**À FAIRE**
1: Indiquez si chacune des affirmations suivantes concorde avec le texte sur le recouvrement des indus de RSA. Répondez par oui ou par non en citant mot pour mot le passage qui tranche.
(a) En 2023, les annulations de créances et remises d'indus représentaient 0,4 % des montants de RSA versés dans les trois départements expérimentateurs.
(b) Lorsqu'aucune prestation n'est à échoir, la CAF renonce au recouvrement.
(c) Le barème des remises d'indus est établi par la DGCS.
2: Rédigez la suite du texte sur le recouvrement et la fraude au RSA, après sa dernière ligne.

**TEXTE**
La consolidation de cette compétence au profit de la sphère sociale se traduit ainsi par une application plus stricte et plus homogène de la législation.

2. Une politique de sanction de la fraude uniformisée

Lorsque des indus sont détectés, il est en principe pourvu à leur recouvrement. Entendue par les rapporteurs spéciaux, la DGCS a indiqué que « le recouvrement des indus de RSA dans les CAF des départements expérimentateurs est géré dans les mêmes conditions que celui des indus des autres prestations. » Ainsi, si des droits à autre prestation - par exemple au titre du RSA sur le mois suivant - restent ouverts, le recouvrement s'effectue par retenue sur ces prestations afin de régulariser la situation. En l'absence de prestations à échoir, la CAF engage des voies d'exécution forcée comme pour toutes les autres prestations.

Il est également possible pour les caisses, sur la base d'un barème établi par leur conseil d'administration, de procéder à des remises d'indus, ou, lorsque certaines créances ne peuvent être recouvrées, de procéder à des annulations de créances. Cette pratique demeure marginale au regard des montants du RSA versé : les annulations de créances et remises d'indus ont représenté 3,2 millions d'euros pour les trois départements expérimentateurs en 2023, soit 0,4 % des montants versés au titre du RSA pour cette année dans ces départements.

Certains indus peuvent également être qualifiés en fraude. En 2023, la fraude au RSA représentait 19,5 millions d'euros dans les trois départements expérimentateurs, ce qui représente 2,6 % des montants versés au titre du RSA.

Nombre de créances frauduleuses et montant de la fraude au RSA
dans les départements expérimentateurs entre 2019 et 2023

(en unité, en euros et en pourcentage)

**LIGNES FOURNIES**
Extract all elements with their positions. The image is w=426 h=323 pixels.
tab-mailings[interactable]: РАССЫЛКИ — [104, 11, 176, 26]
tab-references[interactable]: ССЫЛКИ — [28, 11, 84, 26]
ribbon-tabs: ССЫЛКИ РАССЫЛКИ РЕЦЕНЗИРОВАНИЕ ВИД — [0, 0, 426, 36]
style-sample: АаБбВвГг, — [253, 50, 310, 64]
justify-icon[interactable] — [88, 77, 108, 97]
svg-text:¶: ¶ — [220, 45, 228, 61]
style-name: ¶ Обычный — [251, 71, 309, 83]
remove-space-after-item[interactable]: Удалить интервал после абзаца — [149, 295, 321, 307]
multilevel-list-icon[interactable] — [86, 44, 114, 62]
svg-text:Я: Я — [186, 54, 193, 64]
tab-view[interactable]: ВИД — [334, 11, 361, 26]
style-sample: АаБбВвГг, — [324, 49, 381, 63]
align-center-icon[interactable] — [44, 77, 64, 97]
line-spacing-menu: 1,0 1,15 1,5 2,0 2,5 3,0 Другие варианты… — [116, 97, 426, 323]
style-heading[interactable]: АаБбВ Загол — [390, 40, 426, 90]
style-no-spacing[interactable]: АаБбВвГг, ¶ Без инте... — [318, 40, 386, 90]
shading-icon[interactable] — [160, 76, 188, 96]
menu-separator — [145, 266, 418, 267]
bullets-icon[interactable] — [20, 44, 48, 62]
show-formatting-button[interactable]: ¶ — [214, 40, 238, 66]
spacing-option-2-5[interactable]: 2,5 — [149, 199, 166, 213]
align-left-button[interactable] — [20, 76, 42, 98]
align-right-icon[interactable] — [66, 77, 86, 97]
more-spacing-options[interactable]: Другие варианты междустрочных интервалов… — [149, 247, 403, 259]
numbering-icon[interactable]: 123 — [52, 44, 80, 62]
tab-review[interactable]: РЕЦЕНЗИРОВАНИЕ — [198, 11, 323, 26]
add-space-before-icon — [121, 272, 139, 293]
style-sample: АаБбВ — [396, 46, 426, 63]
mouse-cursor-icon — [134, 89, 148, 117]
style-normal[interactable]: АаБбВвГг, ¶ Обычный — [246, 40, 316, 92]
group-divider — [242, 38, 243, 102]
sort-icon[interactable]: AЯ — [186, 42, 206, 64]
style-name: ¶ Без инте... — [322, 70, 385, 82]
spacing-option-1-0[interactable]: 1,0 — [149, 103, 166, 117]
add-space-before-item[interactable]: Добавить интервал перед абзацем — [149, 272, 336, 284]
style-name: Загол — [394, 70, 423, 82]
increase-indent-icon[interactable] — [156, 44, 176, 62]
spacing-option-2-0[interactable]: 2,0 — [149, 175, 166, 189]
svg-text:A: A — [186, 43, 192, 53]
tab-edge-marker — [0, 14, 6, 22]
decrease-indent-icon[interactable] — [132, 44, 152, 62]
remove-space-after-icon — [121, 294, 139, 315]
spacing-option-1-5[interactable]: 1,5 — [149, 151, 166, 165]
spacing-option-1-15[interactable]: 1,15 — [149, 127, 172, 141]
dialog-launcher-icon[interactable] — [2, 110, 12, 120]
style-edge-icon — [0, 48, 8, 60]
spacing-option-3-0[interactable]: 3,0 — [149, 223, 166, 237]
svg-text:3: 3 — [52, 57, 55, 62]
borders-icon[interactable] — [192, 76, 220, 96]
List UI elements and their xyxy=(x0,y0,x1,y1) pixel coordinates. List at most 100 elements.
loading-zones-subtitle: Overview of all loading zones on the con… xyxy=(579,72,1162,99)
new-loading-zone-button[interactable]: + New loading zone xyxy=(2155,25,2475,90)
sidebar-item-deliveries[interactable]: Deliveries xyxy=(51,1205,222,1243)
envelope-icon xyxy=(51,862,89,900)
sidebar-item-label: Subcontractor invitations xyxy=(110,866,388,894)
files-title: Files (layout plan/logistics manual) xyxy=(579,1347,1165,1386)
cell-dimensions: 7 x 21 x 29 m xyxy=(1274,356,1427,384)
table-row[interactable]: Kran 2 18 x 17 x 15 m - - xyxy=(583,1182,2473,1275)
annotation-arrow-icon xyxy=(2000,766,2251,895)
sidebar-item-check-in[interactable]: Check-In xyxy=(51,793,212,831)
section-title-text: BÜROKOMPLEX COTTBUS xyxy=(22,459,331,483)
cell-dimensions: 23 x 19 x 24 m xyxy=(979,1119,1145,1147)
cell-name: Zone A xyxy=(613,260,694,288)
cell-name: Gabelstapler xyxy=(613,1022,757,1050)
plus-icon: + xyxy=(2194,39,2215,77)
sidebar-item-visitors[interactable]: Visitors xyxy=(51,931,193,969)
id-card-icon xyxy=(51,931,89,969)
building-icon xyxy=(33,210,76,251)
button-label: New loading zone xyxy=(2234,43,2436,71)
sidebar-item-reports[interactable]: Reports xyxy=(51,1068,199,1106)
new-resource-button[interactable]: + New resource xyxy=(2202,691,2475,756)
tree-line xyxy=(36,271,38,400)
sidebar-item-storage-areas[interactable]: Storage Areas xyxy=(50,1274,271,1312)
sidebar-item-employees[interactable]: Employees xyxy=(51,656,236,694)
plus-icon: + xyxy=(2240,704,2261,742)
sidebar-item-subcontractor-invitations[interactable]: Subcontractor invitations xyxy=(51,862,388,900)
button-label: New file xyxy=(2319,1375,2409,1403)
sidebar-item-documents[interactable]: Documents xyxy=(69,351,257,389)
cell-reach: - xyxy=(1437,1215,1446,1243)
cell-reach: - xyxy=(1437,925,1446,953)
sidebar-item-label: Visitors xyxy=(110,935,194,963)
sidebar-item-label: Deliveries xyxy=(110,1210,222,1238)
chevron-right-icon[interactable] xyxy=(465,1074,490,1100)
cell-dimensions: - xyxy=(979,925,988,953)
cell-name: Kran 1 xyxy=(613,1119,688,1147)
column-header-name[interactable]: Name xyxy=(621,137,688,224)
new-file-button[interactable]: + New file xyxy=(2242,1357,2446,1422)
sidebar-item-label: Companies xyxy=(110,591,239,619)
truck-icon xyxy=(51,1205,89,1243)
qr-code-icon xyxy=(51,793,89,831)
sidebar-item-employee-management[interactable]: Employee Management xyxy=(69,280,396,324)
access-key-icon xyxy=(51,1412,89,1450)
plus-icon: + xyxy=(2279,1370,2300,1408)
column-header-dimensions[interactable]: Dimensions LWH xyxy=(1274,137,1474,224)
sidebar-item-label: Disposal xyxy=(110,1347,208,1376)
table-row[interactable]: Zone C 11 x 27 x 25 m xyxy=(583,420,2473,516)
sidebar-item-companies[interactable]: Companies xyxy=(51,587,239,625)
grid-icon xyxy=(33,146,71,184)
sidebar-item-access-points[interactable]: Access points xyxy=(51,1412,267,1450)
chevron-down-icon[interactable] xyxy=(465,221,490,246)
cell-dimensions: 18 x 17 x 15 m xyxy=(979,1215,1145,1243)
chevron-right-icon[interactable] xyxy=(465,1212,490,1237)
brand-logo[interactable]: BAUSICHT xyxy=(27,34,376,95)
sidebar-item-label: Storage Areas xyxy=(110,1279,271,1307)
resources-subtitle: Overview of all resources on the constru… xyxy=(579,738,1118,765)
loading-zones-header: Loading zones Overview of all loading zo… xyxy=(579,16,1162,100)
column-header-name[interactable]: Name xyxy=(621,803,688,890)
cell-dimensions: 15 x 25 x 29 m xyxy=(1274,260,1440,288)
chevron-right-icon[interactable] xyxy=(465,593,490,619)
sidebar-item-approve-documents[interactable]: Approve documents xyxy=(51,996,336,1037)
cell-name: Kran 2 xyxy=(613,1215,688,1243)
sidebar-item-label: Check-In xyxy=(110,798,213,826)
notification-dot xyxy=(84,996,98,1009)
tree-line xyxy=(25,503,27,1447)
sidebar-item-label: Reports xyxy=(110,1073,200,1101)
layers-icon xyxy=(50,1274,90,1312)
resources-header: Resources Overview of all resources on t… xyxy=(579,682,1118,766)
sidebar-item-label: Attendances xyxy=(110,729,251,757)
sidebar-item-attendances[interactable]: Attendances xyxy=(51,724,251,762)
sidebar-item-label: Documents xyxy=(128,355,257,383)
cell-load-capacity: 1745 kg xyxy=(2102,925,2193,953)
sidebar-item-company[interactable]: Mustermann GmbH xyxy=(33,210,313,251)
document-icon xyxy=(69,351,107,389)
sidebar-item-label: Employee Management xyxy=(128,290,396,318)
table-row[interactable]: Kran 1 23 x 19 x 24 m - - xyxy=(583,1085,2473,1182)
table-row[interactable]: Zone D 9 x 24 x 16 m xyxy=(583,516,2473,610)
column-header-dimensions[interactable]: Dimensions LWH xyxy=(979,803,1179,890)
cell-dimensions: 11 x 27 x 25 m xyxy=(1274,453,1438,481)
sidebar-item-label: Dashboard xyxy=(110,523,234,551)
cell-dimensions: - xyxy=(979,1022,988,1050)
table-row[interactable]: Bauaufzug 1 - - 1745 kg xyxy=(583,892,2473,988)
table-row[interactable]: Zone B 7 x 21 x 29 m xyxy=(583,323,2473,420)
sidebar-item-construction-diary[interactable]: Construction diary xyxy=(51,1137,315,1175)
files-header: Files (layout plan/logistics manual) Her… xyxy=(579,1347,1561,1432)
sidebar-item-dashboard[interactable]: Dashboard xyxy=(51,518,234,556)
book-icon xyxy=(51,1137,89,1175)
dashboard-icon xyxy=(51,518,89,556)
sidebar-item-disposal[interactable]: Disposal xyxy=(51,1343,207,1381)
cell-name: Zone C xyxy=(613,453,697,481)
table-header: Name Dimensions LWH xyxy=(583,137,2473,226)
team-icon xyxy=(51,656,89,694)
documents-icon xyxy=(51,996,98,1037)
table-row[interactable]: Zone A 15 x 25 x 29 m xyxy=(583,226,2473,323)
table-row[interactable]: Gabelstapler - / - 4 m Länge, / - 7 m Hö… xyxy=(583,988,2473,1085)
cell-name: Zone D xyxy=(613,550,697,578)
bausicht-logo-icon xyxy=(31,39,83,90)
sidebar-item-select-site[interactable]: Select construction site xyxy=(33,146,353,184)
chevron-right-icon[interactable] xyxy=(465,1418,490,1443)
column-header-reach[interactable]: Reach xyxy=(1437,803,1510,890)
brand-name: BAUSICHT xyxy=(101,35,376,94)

**RÉPONSES PAR CONSIGNE**
1:
(a) Oui : « soit 0,4 % des montants versés au titre du RSA pour cette année dans ces départements »
(b) Non : « En l'absence de prestations à échoir, la CAF engage des voies d'exécution forcée comme pour toutes les autres prestations. »
(c) Non : « sur la base d'un barème établi par leur conseil d'administration »

2:
2019

2020

2021

2022

2023

CD-93

Créances frauduleuses

2 776

3 028

4 156

3 646

3 309

Montant fraude RSA

6 694 998

11 040 211

16 779 830

15 178 558

15 222 948

CD-66

Créances frauduleuses

617

659

1 143

711

883

Montant fraude RSA

1 921 591

2 207 168

4 247 916

2 495 199

3 468 682

CD-09

Créances frauduleuses

73

69

70

162

243

Montant fraude RSA

214 618

215 472

285 049

606 119

810 856

Note : périmètre restreint au régime général - données MSA indisponibles.

Source : DGCS d'après les données transmises par la CNAF

La DGCS indique que l'expérimentation a permis l'évolution de politique de sanctions de la fraude dans les départements expérimentateurs, grâce au transfert aux CAF de cette compétence qu'elles ne détenaient souvent que partiellement avant la recentralisation.

La recentralisation aurait ainsi rendu possible une uniformisation de la politique de sanction ainsi qu'une homogénéisation du traitement des dossiers à l'échelle des départements expérimentateurs via l'application du barème national des sanctions de la fraude de la CNAF, défini dans une « lettre au réseau » du 13 janvier 2016.

Barème national des sanctions de la fraude de la CNAF

Note : le préjudice est mesuré en fonction du plafond mensuel de la sécurité sociale (PMSS).

Source : CNAF

Cela s'est traduit de manière différenciée selon les CAF. Dans les Pyrénées-Orientales, on constate par exemple un délai de notification de sanctions raccourci.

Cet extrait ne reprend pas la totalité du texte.